Material to process
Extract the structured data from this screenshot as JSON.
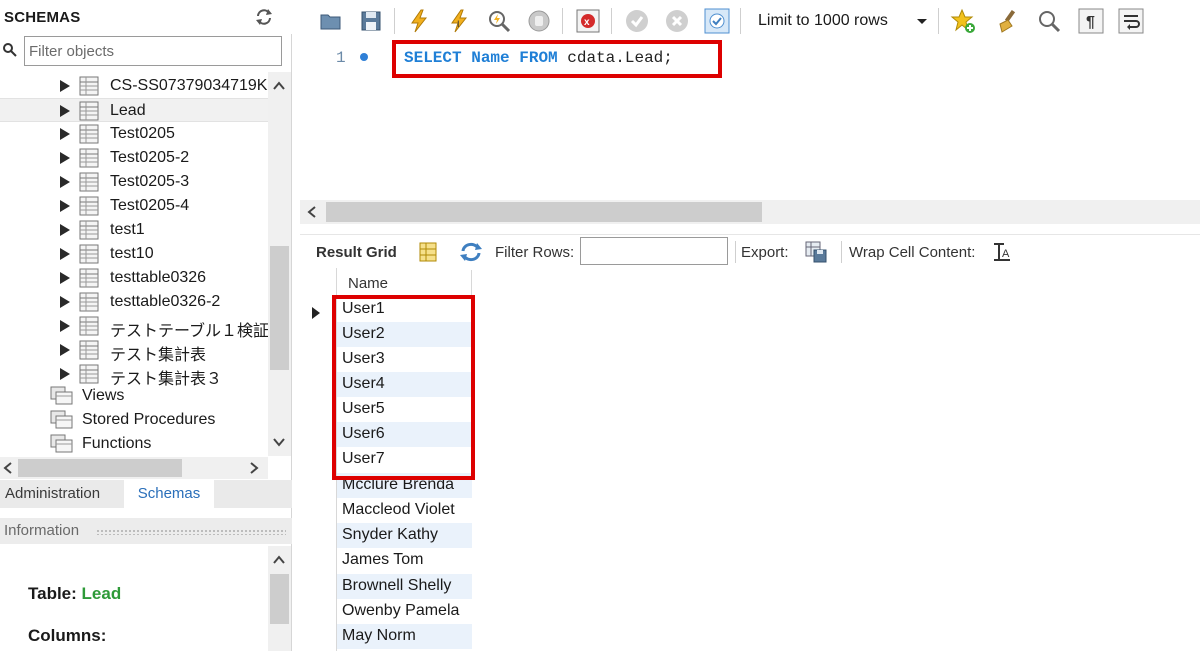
{
  "left_panel": {
    "title": "SCHEMAS",
    "filter_placeholder": "Filter objects",
    "tables": [
      {
        "label": "CS-SS07379034719K"
      },
      {
        "label": "Lead"
      },
      {
        "label": "Test0205"
      },
      {
        "label": "Test0205-2"
      },
      {
        "label": "Test0205-3"
      },
      {
        "label": "Test0205-4"
      },
      {
        "label": "test1"
      },
      {
        "label": "test10"
      },
      {
        "label": "testtable0326"
      },
      {
        "label": "testtable0326-2"
      },
      {
        "label": "テストテーブル１検証"
      },
      {
        "label": "テスト集計表"
      },
      {
        "label": "テスト集計表３"
      }
    ],
    "objects": [
      {
        "label": "Views"
      },
      {
        "label": "Stored Procedures"
      },
      {
        "label": "Functions"
      }
    ],
    "tabs": {
      "administration": "Administration",
      "schemas": "Schemas"
    },
    "information": {
      "title": "Information",
      "table_label": "Table:",
      "table_value": "Lead",
      "columns_label": "Columns:"
    }
  },
  "toolbar": {
    "limit_label": "Limit to 1000 rows"
  },
  "editor": {
    "line_number": "1",
    "sql": {
      "kw_select": "SELECT",
      "col": "Name",
      "kw_from": "FROM",
      "table": "cdata.Lead;"
    }
  },
  "result_toolbar": {
    "result_grid": "Result Grid",
    "filter_rows": "Filter Rows:",
    "export": "Export:",
    "wrap_cell": "Wrap Cell Content:"
  },
  "grid": {
    "column": "Name",
    "rows": [
      "User1",
      "User2",
      "User3",
      "User4",
      "User5",
      "User6",
      "User7",
      "Mcclure Brenda",
      "Maccleod Violet",
      "Snyder Kathy",
      "James Tom",
      "Brownell Shelly",
      "Owenby Pamela",
      "May Norm"
    ]
  },
  "colors": {
    "highlight_box": "#dd0000",
    "keyword": "#1f7fd6",
    "table_name": "#2e9a38",
    "alt_row": "#eaf2fb"
  }
}
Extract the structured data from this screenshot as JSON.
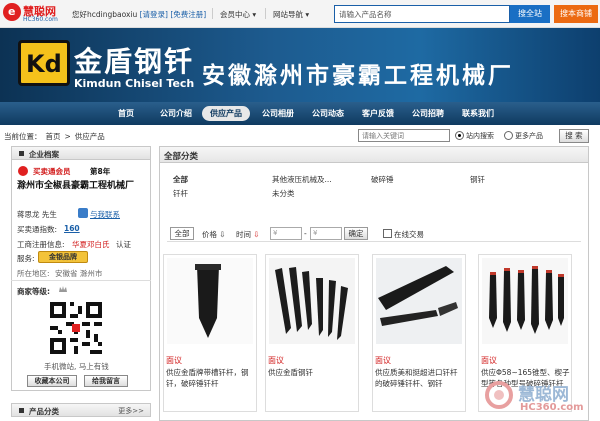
{
  "topbar": {
    "logo_name": "慧聪网",
    "logo_domain": "HC360.com",
    "greeting": "您好hcdingbaoxiu",
    "login_link": "[请登录]",
    "register_link": "[免费注册]",
    "member_center": "会员中心",
    "site_nav": "网站导航",
    "search_placeholder": "请输入产品名称",
    "search_button": "搜全站",
    "merchant_button": "搜本商铺"
  },
  "banner": {
    "logo_mark": "Kd",
    "brand_cn": "金盾钢钎",
    "brand_en": "Kimdun Chisel Tech",
    "company_name": "安徽滁州市豪霸工程机械厂"
  },
  "nav": {
    "items": [
      "首页",
      "公司介绍",
      "供应产品",
      "公司相册",
      "公司动态",
      "客户反馈",
      "公司招聘",
      "联系我们"
    ],
    "active": "供应产品"
  },
  "breadcrumb": {
    "label": "当前位置：",
    "home": "首页",
    "sep": ">",
    "current": "供应产品",
    "keyword_placeholder": "请输入关键词",
    "scope_site": "站内搜索",
    "scope_more": "更多产品",
    "search_button": "搜 索"
  },
  "sidebar": {
    "title": "企业档案",
    "member_badge": "买卖通会员",
    "member_years": "第8年",
    "company": "滁州市全椒县豪霸工程机械厂",
    "contact_name": "蒋思龙  先生",
    "contact_link": "与我联系",
    "index_label": "买卖通指数:",
    "index_value": "160",
    "auth_label": "工商注册信息:",
    "auth_value": "华夏邓白氏",
    "auth_suffix": "认证",
    "service_label": "服务:",
    "service_value": "金银品牌",
    "region_label": "所在地区:",
    "region_value": "安徽省  滁州市",
    "rating_label": "商家等级:",
    "mobile_caption": "手机微站, 马上有钱",
    "fav_button": "收藏本公司",
    "msg_button": "给我留言",
    "products_title": "产品分类",
    "more": "更多>>"
  },
  "main": {
    "title": "全部分类",
    "categories": {
      "all": "全部",
      "c1": "其他液压机械及...",
      "c2": "破碎锤",
      "c3": "钢钎",
      "c4": "钎杆",
      "c5": "未分类"
    },
    "filter": {
      "all": "全部",
      "price": "价格",
      "time": "时间",
      "min_placeholder": "¥",
      "max_placeholder": "¥",
      "confirm": "确定",
      "online": "在线交易"
    },
    "products": [
      {
        "price": "面议",
        "desc": "供应金盾牌带槽钎杆，钢钎，破碎锤钎杆"
      },
      {
        "price": "面议",
        "desc": "供应金盾钢钎"
      },
      {
        "price": "面议",
        "desc": "供应质美和挺超进口钎杆的破碎锤钎杆、钢钎"
      },
      {
        "price": "面议",
        "desc": "供应Φ58~165锥型、楔子型等各种型号破碎锤钎杆"
      }
    ]
  },
  "watermark": {
    "name": "慧聪网",
    "domain": "HC360.com"
  }
}
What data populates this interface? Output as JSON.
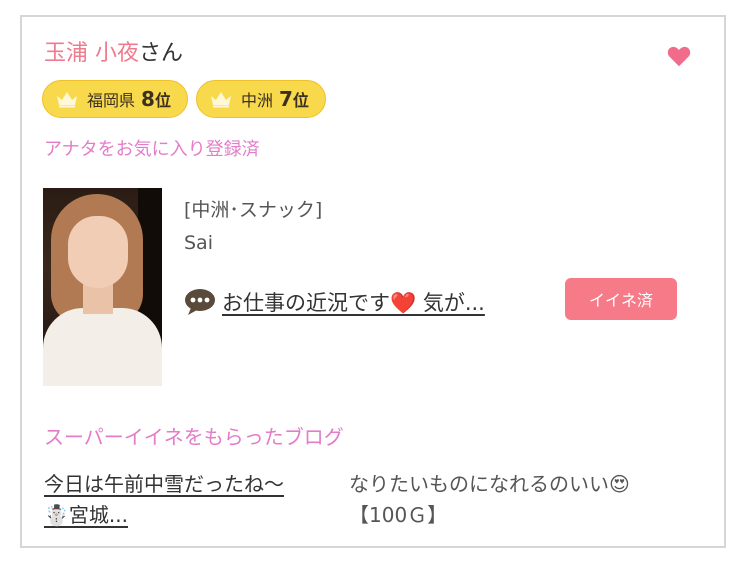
{
  "profile": {
    "name": "玉浦 小夜",
    "honorific": "さん",
    "favorite_status": "アナタをお気に入り登録済"
  },
  "badges": [
    {
      "area": "福岡県",
      "rank_number": "8",
      "rank_unit": "位"
    },
    {
      "area": "中洲",
      "rank_number": "7",
      "rank_unit": "位"
    }
  ],
  "shop": {
    "category": "[中洲･スナック]",
    "name": "Sai"
  },
  "post": {
    "title": "お仕事の近況です❤️ 気が...",
    "like_label": "イイネ済"
  },
  "super_like_section": {
    "title": "スーパーイイネをもらったブログ",
    "blog_title_line1": "今日は午前中雪だったね〜",
    "blog_title_line2": "☃️宮城...",
    "comment_line1": "なりたいものになれるのいい😍",
    "comment_line2": "【100Ｇ】"
  },
  "colors": {
    "name": "#ef7b8e",
    "heart": "#f06c8a",
    "badge": "#f9d94c",
    "accent_text": "#e37cc9",
    "like_button": "#f77a89"
  },
  "icons": {
    "heart": "heart-icon",
    "crown": "crown-icon",
    "speech": "speech-bubble-icon"
  }
}
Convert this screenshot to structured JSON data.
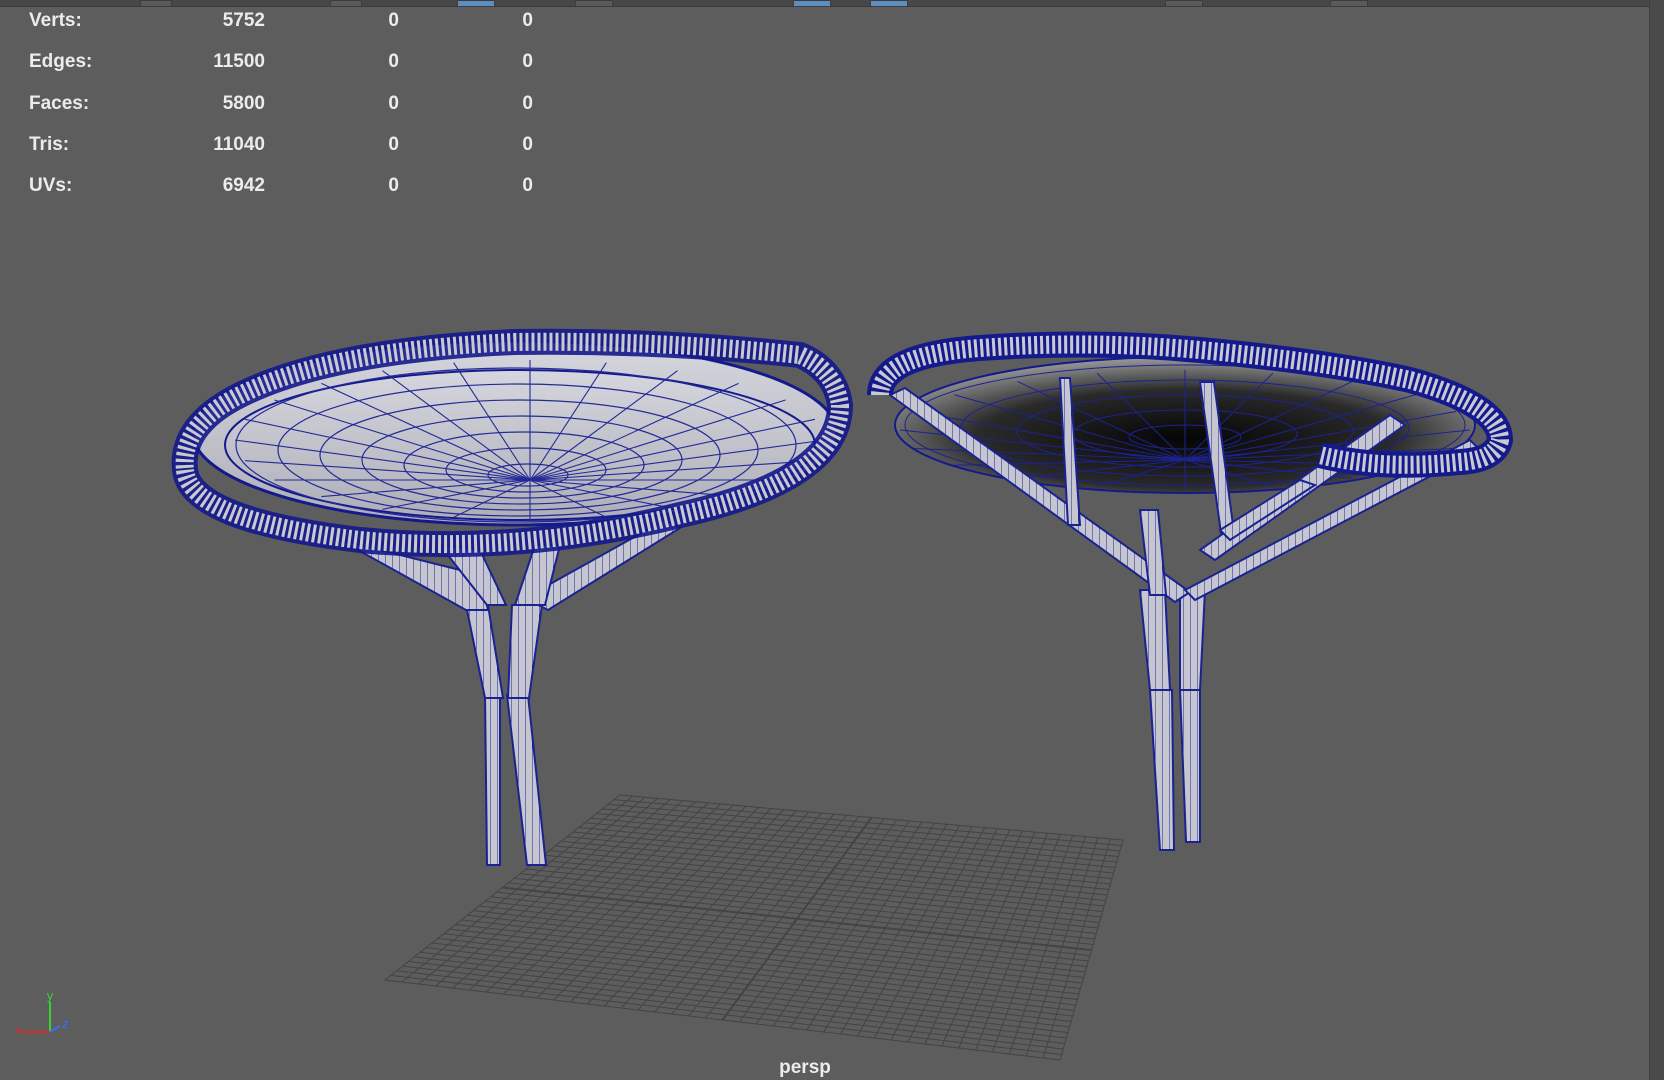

What you have to do
Set down every entry word for word, but omit the pictures.

Result
Extract the structured data from this screenshot as JSON.
{
  "left_panel": {
    "title": "SCHEMAS",
    "filter_placeholder": "Filter objects",
    "tables": [
      {
        "label": "CS-SS07379034719K"
      },
      {
        "label": "Lead"
      },
      {
        "label": "Test0205"
      },
      {
        "label": "Test0205-2"
      },
      {
        "label": "Test0205-3"
      },
      {
        "label": "Test0205-4"
      },
      {
        "label": "test1"
      },
      {
        "label": "test10"
      },
      {
        "label": "testtable0326"
      },
      {
        "label": "testtable0326-2"
      },
      {
        "label": "テストテーブル１検証"
      },
      {
        "label": "テスト集計表"
      },
      {
        "label": "テスト集計表３"
      }
    ],
    "objects": [
      {
        "label": "Views"
      },
      {
        "label": "Stored Procedures"
      },
      {
        "label": "Functions"
      }
    ],
    "tabs": {
      "administration": "Administration",
      "schemas": "Schemas"
    },
    "information": {
      "title": "Information",
      "table_label": "Table:",
      "table_value": "Lead",
      "columns_label": "Columns:"
    }
  },
  "toolbar": {
    "limit_label": "Limit to 1000 rows"
  },
  "editor": {
    "line_number": "1",
    "sql": {
      "kw_select": "SELECT",
      "col": "Name",
      "kw_from": "FROM",
      "table": "cdata.Lead;"
    }
  },
  "result_toolbar": {
    "result_grid": "Result Grid",
    "filter_rows": "Filter Rows:",
    "export": "Export:",
    "wrap_cell": "Wrap Cell Content:"
  },
  "grid": {
    "column": "Name",
    "rows": [
      "User1",
      "User2",
      "User3",
      "User4",
      "User5",
      "User6",
      "User7",
      "Mcclure Brenda",
      "Maccleod Violet",
      "Snyder Kathy",
      "James Tom",
      "Brownell Shelly",
      "Owenby Pamela",
      "May Norm"
    ]
  },
  "colors": {
    "highlight_box": "#dd0000",
    "keyword": "#1f7fd6",
    "table_name": "#2e9a38",
    "alt_row": "#eaf2fb"
  }
}
Extract the structured data from this screenshot as JSON.
{
  "topbar": {
    "logo_name": "慧聪网",
    "logo_domain": "HC360.com",
    "greeting": "您好hcdingbaoxiu",
    "login_link": "[请登录]",
    "register_link": "[免费注册]",
    "member_center": "会员中心",
    "site_nav": "网站导航",
    "search_placeholder": "请输入产品名称",
    "search_button": "搜全站",
    "merchant_button": "搜本商铺"
  },
  "banner": {
    "logo_mark": "Kd",
    "brand_cn": "金盾钢钎",
    "brand_en": "Kimdun Chisel Tech",
    "company_name": "安徽滁州市豪霸工程机械厂"
  },
  "nav": {
    "items": [
      "首页",
      "公司介绍",
      "供应产品",
      "公司相册",
      "公司动态",
      "客户反馈",
      "公司招聘",
      "联系我们"
    ],
    "active": "供应产品"
  },
  "breadcrumb": {
    "label": "当前位置：",
    "home": "首页",
    "sep": ">",
    "current": "供应产品",
    "keyword_placeholder": "请输入关键词",
    "scope_site": "站内搜索",
    "scope_more": "更多产品",
    "search_button": "搜 索"
  },
  "sidebar": {
    "title": "企业档案",
    "member_badge": "买卖通会员",
    "member_years": "第8年",
    "company": "滁州市全椒县豪霸工程机械厂",
    "contact_name": "蒋思龙  先生",
    "contact_link": "与我联系",
    "index_label": "买卖通指数:",
    "index_value": "160",
    "auth_label": "工商注册信息:",
    "auth_value": "华夏邓白氏",
    "auth_suffix": "认证",
    "service_label": "服务:",
    "service_value": "金银品牌",
    "region_label": "所在地区:",
    "region_value": "安徽省  滁州市",
    "rating_label": "商家等级:",
    "mobile_caption": "手机微站, 马上有钱",
    "fav_button": "收藏本公司",
    "msg_button": "给我留言",
    "products_title": "产品分类",
    "more": "更多>>"
  },
  "main": {
    "title": "全部分类",
    "categories": {
      "all": "全部",
      "c1": "其他液压机械及...",
      "c2": "破碎锤",
      "c3": "钢钎",
      "c4": "钎杆",
      "c5": "未分类"
    },
    "filter": {
      "all": "全部",
      "price": "价格",
      "time": "时间",
      "min_placeholder": "¥",
      "max_placeholder": "¥",
      "confirm": "确定",
      "online": "在线交易"
    },
    "products": [
      {
        "price": "面议",
        "desc": "供应金盾牌带槽钎杆，钢钎，破碎锤钎杆"
      },
      {
        "price": "面议",
        "desc": "供应金盾钢钎"
      },
      {
        "price": "面议",
        "desc": "供应质美和挺超进口钎杆的破碎锤钎杆、钢钎"
      },
      {
        "price": "面议",
        "desc": "供应Φ58~165锥型、楔子型等各种型号破碎锤钎杆"
      }
    ]
  },
  "watermark": {
    "name": "慧聪网",
    "domain": "HC360.com"
  }
}
What data populates this interface? Output as JSON.
{
  "profile": {
    "name": "玉浦 小夜",
    "honorific": "さん",
    "favorite_status": "アナタをお気に入り登録済"
  },
  "badges": [
    {
      "area": "福岡県",
      "rank_number": "8",
      "rank_unit": "位"
    },
    {
      "area": "中洲",
      "rank_number": "7",
      "rank_unit": "位"
    }
  ],
  "shop": {
    "category": "[中洲･スナック]",
    "name": "Sai"
  },
  "post": {
    "title": "お仕事の近況です❤️ 気が...",
    "like_label": "イイネ済"
  },
  "super_like_section": {
    "title": "スーパーイイネをもらったブログ",
    "blog_title_line1": "今日は午前中雪だったね〜",
    "blog_title_line2": "☃️宮城...",
    "comment_line1": "なりたいものになれるのいい😍",
    "comment_line2": "【100Ｇ】"
  },
  "colors": {
    "name": "#ef7b8e",
    "heart": "#f06c8a",
    "badge": "#f9d94c",
    "accent_text": "#e37cc9",
    "like_button": "#f77a89"
  },
  "icons": {
    "heart": "heart-icon",
    "crown": "crown-icon",
    "speech": "speech-bubble-icon"
  }
}
Convert this screenshot to structured JSON data.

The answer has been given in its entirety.